Extract all lines containing "object".

[Material for this exercise]
──────

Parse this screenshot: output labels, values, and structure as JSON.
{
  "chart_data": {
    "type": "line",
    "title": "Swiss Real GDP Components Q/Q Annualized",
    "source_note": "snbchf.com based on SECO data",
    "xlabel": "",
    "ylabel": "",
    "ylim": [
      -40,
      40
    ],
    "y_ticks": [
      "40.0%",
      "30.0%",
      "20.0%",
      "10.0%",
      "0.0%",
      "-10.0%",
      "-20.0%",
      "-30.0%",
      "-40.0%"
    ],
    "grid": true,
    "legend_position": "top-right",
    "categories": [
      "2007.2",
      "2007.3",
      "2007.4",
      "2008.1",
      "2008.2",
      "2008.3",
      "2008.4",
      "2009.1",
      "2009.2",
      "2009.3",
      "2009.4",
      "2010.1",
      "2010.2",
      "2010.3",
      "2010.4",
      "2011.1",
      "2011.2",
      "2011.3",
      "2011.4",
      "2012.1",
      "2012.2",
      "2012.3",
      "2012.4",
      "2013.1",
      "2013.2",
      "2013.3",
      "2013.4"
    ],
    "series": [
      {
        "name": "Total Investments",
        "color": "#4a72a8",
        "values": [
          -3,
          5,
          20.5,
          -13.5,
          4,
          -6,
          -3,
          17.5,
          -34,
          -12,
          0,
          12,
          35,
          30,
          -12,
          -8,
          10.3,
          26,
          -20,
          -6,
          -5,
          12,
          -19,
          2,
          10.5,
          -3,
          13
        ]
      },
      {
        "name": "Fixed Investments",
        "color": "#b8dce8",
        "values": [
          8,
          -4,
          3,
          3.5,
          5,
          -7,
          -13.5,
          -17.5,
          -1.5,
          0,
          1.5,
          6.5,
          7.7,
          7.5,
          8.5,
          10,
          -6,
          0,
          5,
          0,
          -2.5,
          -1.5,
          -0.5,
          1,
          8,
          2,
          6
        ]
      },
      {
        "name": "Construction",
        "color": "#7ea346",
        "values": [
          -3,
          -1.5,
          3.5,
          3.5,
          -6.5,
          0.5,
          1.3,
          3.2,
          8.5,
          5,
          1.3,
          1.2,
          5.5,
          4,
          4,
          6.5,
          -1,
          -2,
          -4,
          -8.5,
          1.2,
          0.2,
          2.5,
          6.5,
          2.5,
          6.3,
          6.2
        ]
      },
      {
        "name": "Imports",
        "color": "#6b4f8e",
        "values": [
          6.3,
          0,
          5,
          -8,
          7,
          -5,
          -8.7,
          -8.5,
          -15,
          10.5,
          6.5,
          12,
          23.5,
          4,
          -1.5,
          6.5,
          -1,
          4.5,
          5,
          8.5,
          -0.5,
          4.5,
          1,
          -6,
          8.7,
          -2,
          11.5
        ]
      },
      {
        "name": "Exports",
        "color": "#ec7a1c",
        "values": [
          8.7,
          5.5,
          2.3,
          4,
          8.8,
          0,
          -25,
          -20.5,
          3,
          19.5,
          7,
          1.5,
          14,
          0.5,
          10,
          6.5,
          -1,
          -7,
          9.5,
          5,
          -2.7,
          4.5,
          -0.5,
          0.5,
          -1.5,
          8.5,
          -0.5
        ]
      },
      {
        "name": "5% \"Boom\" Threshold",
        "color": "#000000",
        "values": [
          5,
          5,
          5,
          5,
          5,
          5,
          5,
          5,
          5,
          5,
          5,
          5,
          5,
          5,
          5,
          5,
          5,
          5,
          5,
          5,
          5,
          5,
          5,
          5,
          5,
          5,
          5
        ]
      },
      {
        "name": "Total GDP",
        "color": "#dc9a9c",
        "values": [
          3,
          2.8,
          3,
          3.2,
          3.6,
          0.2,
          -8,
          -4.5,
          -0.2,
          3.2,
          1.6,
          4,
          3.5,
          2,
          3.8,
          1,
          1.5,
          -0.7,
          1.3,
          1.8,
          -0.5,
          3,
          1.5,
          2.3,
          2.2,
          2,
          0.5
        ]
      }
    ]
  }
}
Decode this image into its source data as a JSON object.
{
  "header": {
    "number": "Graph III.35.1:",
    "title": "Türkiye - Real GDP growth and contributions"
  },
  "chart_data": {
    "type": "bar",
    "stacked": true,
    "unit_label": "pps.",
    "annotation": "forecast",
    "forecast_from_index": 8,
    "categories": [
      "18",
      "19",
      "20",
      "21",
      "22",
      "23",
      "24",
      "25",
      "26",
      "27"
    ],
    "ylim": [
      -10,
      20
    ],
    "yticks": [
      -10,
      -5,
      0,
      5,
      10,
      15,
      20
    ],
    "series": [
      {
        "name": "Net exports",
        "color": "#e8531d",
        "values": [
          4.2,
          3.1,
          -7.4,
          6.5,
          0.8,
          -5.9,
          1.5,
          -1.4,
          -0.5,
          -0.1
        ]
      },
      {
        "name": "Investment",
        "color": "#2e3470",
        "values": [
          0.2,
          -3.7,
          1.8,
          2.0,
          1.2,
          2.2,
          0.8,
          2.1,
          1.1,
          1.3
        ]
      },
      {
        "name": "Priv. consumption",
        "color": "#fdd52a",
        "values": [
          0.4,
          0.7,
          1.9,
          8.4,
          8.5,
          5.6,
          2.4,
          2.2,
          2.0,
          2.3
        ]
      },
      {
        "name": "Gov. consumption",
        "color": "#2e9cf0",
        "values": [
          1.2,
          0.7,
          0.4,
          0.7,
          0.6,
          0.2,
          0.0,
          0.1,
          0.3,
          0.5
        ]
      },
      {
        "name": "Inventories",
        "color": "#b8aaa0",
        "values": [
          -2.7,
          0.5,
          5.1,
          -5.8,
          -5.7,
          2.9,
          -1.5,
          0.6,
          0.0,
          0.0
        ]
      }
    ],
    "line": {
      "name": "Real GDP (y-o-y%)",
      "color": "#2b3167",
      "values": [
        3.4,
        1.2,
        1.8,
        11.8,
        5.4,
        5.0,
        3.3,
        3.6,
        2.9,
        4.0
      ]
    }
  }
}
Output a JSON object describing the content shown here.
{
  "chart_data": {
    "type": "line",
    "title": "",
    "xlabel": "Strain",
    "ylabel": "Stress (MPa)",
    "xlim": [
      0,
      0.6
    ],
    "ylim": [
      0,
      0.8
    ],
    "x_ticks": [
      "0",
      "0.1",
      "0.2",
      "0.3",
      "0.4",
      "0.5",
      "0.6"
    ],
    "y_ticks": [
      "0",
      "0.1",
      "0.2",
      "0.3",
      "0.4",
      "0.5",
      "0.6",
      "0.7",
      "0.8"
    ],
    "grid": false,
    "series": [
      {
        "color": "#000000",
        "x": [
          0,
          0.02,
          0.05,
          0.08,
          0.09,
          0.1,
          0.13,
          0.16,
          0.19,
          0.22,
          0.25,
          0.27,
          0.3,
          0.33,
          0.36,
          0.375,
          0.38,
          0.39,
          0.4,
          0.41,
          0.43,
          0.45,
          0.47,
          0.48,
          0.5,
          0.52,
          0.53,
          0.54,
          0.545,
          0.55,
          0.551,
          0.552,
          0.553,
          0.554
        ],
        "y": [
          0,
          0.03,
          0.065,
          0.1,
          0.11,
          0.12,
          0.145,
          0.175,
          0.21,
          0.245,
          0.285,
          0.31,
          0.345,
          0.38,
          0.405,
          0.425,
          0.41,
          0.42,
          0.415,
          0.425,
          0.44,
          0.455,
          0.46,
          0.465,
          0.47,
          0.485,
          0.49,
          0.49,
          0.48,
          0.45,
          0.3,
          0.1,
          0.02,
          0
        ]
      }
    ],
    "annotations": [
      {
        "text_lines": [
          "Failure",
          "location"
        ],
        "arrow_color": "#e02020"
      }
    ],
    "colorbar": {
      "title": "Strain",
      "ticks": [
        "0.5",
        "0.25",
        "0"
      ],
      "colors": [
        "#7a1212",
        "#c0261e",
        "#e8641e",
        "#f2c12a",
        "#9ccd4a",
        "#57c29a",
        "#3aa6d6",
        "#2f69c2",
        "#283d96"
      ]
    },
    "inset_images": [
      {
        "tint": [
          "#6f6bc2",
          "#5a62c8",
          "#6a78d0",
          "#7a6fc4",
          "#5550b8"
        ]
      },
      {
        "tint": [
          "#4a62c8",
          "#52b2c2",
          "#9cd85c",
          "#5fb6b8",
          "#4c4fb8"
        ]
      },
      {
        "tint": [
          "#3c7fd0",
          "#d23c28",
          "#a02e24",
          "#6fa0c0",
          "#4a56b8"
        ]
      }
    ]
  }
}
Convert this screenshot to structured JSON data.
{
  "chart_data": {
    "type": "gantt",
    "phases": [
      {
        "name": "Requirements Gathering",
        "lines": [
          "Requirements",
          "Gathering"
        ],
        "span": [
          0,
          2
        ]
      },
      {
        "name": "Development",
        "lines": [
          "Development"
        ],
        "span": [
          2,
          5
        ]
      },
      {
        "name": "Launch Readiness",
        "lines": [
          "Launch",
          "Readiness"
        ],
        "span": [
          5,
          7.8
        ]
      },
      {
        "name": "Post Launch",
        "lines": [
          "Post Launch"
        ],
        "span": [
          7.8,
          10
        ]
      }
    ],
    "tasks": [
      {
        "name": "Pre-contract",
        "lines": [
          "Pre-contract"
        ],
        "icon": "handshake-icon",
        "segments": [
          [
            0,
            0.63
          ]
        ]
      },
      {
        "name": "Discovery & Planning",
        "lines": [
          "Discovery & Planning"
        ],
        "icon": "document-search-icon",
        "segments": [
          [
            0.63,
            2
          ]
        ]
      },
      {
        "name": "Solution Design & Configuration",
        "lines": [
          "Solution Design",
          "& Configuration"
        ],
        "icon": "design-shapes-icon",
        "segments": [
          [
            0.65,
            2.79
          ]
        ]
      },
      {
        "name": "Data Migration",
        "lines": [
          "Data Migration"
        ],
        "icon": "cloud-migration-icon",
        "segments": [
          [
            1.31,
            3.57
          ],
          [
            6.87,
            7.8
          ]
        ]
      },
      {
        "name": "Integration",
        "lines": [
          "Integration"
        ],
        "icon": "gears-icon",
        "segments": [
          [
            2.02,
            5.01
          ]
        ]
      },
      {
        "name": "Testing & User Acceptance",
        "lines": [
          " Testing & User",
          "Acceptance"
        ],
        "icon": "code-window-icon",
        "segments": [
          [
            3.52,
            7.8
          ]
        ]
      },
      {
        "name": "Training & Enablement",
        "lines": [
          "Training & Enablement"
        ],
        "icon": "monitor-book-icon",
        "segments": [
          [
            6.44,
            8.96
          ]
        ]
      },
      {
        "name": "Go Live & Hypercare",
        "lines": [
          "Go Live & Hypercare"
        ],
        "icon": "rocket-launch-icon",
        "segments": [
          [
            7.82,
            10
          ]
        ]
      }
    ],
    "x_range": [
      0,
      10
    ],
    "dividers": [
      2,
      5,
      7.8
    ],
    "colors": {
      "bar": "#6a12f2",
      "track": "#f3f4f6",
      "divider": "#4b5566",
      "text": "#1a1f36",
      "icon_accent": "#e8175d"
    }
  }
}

──────

[Answer for the task]
Decode this image into its source data as a JSON object.
Output a JSON object describing the content shown here.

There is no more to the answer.